◆ What you need to do:
Could you repeat exactly the lines below, from the line containing "Read all visible" through the last one, both included, while leaving out any pictures?

Data entries for graphics
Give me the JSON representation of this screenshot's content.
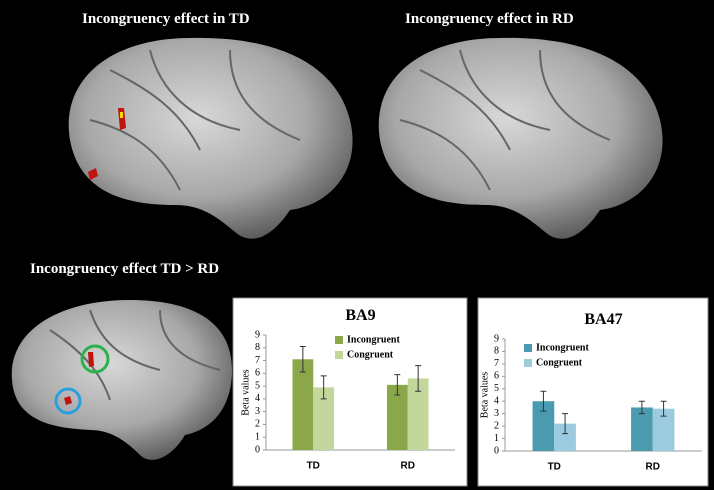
{
  "panels": {
    "top_left": "Incongruency effect in TD",
    "top_right": "Incongruency effect in RD",
    "bottom_left": "Incongruency effect TD > RD"
  },
  "chart_data": [
    {
      "type": "bar",
      "title": "BA9",
      "ylabel": "Beta values",
      "categories": [
        "TD",
        "RD"
      ],
      "series": [
        {
          "name": "Incongruent",
          "color": "#8aa84a",
          "values": [
            7.1,
            5.1
          ],
          "errors": [
            1.0,
            0.8
          ]
        },
        {
          "name": "Congruent",
          "color": "#c3d69b",
          "values": [
            4.9,
            5.6
          ],
          "errors": [
            0.9,
            1.0
          ]
        }
      ],
      "ylim": [
        0,
        9
      ],
      "yticks": [
        0,
        1,
        2,
        3,
        4,
        5,
        6,
        7,
        8,
        9
      ]
    },
    {
      "type": "bar",
      "title": "BA47",
      "ylabel": "Beta values",
      "categories": [
        "TD",
        "RD"
      ],
      "series": [
        {
          "name": "Incongruent",
          "color": "#4a9ab0",
          "values": [
            4.0,
            3.5
          ],
          "errors": [
            0.8,
            0.5
          ]
        },
        {
          "name": "Congruent",
          "color": "#9ccbdf",
          "values": [
            2.2,
            3.4
          ],
          "errors": [
            0.8,
            0.6
          ]
        }
      ],
      "ylim": [
        0,
        9
      ],
      "yticks": [
        0,
        1,
        2,
        3,
        4,
        5,
        6,
        7,
        8,
        9
      ]
    }
  ]
}
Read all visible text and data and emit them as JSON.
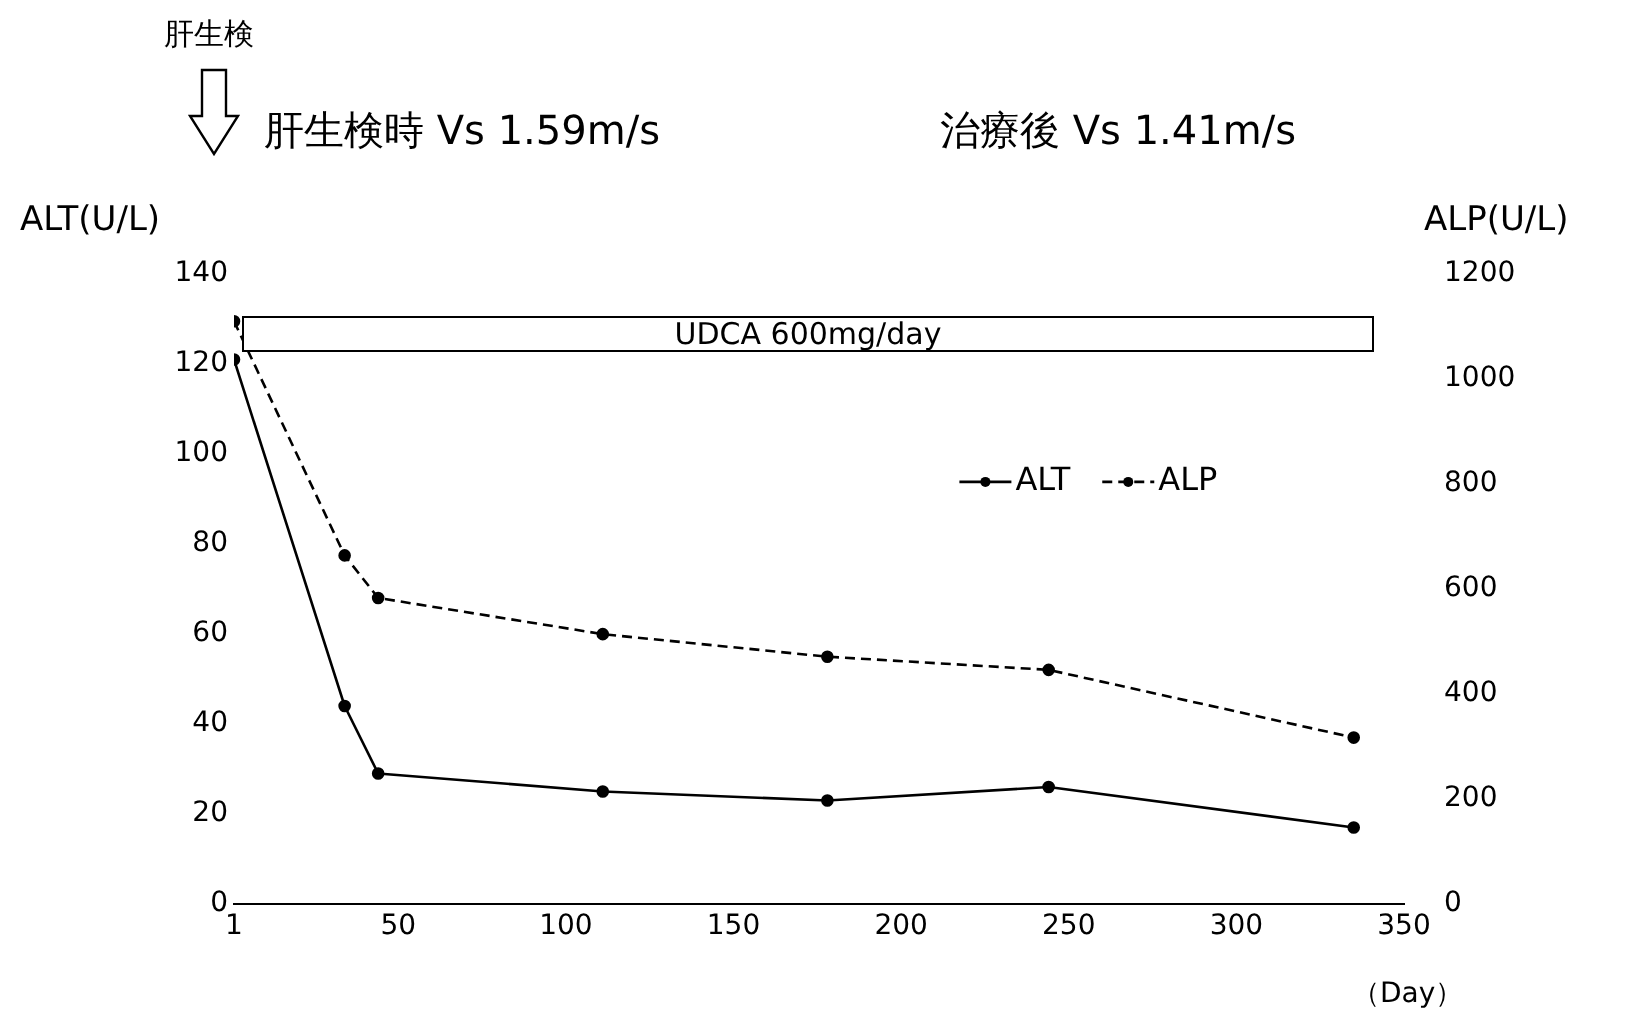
{
  "chart_data": {
    "type": "line",
    "xlabel": "（Day）",
    "ylabel": "ALT(U/L)",
    "y2label": "ALP(U/L)",
    "x": [
      1,
      34,
      44,
      111,
      178,
      244,
      335
    ],
    "series": [
      {
        "name": "ALT",
        "color": "#000000",
        "values": [
          121,
          44,
          29,
          25,
          23,
          26,
          17
        ],
        "line_style": "solid"
      },
      {
        "name": "ALP",
        "color": "#000000",
        "values": [
          1110,
          664,
          583,
          514,
          471,
          446,
          317
        ],
        "axis": "y2",
        "line_style": "dashed"
      }
    ],
    "xlim": [
      1,
      350
    ],
    "xticks": [
      1,
      50,
      100,
      150,
      200,
      250,
      300,
      350
    ],
    "ylim": [
      0,
      140
    ],
    "yticks": [
      0,
      20,
      40,
      60,
      80,
      100,
      120,
      140
    ],
    "y2lim": [
      0,
      1200
    ],
    "y2ticks": [
      0,
      200,
      400,
      600,
      800,
      1000,
      1200
    ],
    "annotations": [
      "肝生検",
      "肝生検時 Vs 1.59m/s",
      "治療後 Vs 1.41m/s",
      "UDCA 600mg/day"
    ],
    "grid": false,
    "legend": "right",
    "marker": "circle"
  }
}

◆ Solution for this problem:
Read all visible text and data and emit them as JSON.
{
  "chart_data": {
    "type": "line",
    "xlabel": "（Day）",
    "ylabel": "ALT(U/L)",
    "y2label": "ALP(U/L)",
    "x": [
      1,
      34,
      44,
      111,
      178,
      244,
      335
    ],
    "series": [
      {
        "name": "ALT",
        "color": "#000000",
        "values": [
          121,
          44,
          29,
          25,
          23,
          26,
          17
        ],
        "line_style": "solid"
      },
      {
        "name": "ALP",
        "color": "#000000",
        "values": [
          1110,
          664,
          583,
          514,
          471,
          446,
          317
        ],
        "axis": "y2",
        "line_style": "dashed"
      }
    ],
    "xlim": [
      1,
      350
    ],
    "xticks": [
      1,
      50,
      100,
      150,
      200,
      250,
      300,
      350
    ],
    "ylim": [
      0,
      140
    ],
    "yticks": [
      0,
      20,
      40,
      60,
      80,
      100,
      120,
      140
    ],
    "y2lim": [
      0,
      1200
    ],
    "y2ticks": [
      0,
      200,
      400,
      600,
      800,
      1000,
      1200
    ],
    "annotations": [
      "肝生検",
      "肝生検時 Vs 1.59m/s",
      "治療後 Vs 1.41m/s",
      "UDCA 600mg/day"
    ],
    "grid": false,
    "legend": "right",
    "marker": "circle"
  }
}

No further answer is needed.